BEGIN MATERIAL PROVIDED

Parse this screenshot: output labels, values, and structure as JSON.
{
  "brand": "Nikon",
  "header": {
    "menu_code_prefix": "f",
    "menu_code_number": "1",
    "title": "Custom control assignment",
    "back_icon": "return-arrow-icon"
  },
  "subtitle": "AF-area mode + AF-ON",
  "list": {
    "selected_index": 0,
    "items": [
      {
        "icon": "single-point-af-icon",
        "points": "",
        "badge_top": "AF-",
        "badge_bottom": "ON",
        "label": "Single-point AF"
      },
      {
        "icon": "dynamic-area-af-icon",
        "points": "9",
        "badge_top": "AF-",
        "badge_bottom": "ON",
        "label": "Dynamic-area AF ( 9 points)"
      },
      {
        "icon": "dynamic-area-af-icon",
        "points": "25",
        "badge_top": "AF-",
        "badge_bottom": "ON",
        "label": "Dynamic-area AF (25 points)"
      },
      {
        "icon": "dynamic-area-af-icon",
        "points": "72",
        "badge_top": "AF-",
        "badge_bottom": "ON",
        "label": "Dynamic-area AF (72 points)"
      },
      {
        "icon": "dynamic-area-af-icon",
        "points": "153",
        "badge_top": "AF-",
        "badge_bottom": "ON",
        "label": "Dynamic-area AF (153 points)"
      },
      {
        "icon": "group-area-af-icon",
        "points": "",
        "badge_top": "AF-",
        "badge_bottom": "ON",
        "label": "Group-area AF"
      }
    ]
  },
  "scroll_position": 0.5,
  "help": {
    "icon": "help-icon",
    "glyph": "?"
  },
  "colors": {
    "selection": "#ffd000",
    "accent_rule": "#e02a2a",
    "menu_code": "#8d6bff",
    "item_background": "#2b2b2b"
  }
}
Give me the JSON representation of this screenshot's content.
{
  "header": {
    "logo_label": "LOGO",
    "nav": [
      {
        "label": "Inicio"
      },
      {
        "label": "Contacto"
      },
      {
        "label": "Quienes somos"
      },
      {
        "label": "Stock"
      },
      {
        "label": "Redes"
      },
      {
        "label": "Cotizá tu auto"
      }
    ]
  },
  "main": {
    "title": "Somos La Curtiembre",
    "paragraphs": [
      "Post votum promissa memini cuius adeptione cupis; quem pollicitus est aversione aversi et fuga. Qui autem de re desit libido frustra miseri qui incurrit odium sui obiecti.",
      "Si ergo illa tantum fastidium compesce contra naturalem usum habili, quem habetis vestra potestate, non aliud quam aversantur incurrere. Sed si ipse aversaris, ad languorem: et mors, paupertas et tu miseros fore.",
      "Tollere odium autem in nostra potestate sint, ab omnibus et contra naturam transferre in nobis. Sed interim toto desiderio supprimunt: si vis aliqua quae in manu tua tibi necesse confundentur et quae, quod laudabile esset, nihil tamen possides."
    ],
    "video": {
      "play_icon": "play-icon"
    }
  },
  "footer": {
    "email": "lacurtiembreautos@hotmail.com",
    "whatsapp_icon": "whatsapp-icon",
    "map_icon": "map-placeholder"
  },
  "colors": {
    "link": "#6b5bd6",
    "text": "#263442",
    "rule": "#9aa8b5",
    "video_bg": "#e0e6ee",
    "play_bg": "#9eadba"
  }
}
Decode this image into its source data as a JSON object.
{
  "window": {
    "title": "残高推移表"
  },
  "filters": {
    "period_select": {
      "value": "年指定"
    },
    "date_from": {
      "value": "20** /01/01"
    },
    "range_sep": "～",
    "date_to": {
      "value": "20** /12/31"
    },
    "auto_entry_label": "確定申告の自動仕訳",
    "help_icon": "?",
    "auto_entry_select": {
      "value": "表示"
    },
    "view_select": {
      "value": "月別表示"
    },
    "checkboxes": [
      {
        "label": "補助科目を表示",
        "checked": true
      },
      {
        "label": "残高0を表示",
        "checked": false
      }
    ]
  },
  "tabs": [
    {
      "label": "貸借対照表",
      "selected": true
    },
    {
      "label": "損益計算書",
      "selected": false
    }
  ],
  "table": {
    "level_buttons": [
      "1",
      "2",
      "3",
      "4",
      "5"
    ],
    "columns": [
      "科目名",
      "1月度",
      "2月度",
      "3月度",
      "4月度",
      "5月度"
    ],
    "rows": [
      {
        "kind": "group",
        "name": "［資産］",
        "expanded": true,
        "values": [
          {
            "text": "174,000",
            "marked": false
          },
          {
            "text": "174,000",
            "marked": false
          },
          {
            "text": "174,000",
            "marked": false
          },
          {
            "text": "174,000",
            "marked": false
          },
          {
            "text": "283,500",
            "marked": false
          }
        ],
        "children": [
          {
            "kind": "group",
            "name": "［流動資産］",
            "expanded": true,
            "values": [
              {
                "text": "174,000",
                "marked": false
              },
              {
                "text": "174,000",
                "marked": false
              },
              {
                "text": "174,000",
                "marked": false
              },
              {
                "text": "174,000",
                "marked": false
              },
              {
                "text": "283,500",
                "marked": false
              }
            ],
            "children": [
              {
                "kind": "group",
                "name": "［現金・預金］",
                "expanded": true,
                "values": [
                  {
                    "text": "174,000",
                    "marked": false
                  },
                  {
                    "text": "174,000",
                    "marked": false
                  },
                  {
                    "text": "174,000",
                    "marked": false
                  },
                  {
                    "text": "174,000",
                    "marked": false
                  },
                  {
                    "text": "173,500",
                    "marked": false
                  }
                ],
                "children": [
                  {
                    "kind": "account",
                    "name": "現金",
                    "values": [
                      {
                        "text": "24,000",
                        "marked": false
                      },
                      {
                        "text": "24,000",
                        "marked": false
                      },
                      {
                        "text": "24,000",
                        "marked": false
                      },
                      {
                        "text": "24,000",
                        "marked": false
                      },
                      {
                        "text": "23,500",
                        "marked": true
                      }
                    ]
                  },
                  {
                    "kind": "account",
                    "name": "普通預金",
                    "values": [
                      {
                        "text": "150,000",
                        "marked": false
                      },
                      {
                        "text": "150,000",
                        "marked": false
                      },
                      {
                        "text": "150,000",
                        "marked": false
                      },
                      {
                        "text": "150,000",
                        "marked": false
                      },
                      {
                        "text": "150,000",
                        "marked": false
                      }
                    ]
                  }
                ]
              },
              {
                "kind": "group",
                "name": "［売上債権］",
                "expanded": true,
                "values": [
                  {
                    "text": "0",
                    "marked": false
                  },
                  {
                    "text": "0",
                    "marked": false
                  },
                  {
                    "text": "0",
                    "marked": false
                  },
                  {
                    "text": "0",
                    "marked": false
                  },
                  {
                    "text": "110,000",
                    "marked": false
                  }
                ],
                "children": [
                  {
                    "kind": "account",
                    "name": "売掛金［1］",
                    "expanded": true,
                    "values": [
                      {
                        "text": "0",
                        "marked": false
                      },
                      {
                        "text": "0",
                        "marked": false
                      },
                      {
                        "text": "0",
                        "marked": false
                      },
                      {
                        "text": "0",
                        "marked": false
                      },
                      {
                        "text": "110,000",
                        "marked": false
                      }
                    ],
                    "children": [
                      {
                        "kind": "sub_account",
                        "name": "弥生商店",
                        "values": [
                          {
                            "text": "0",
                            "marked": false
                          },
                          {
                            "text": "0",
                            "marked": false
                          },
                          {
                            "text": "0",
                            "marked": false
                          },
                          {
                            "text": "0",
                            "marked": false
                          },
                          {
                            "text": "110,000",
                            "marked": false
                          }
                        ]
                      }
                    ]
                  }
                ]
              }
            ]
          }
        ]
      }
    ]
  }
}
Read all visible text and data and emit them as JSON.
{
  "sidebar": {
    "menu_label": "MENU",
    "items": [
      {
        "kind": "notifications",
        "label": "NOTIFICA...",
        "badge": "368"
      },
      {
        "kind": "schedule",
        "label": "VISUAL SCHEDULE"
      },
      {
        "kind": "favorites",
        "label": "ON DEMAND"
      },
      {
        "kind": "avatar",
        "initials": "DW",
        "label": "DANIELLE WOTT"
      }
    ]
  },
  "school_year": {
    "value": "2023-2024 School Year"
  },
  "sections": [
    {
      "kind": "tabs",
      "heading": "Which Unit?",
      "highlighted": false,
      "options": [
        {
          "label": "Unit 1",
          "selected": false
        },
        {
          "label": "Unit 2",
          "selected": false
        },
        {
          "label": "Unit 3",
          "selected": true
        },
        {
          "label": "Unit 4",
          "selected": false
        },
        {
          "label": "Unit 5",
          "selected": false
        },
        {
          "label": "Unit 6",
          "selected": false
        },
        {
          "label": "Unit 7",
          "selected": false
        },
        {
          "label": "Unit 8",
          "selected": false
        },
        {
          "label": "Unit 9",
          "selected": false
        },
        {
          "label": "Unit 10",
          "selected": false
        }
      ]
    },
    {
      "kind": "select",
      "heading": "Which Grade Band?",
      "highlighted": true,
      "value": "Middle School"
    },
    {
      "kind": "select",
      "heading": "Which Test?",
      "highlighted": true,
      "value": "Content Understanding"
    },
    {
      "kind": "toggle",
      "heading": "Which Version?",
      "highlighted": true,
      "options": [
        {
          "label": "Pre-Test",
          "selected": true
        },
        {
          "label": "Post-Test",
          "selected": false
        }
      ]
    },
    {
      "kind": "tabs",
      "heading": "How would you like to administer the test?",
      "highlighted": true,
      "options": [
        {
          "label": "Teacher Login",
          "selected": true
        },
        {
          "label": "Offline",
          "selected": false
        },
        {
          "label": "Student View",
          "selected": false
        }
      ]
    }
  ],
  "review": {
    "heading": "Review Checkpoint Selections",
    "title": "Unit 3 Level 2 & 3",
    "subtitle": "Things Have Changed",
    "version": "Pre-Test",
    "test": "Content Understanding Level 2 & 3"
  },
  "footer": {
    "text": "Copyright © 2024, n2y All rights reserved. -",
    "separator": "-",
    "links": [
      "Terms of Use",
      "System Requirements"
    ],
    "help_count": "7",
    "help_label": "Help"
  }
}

END MATERIAL PROVIDED

# SET EXERCISE
Your answer should be a single number: the count of lines that contain "points".

# FINAL ANSWER
10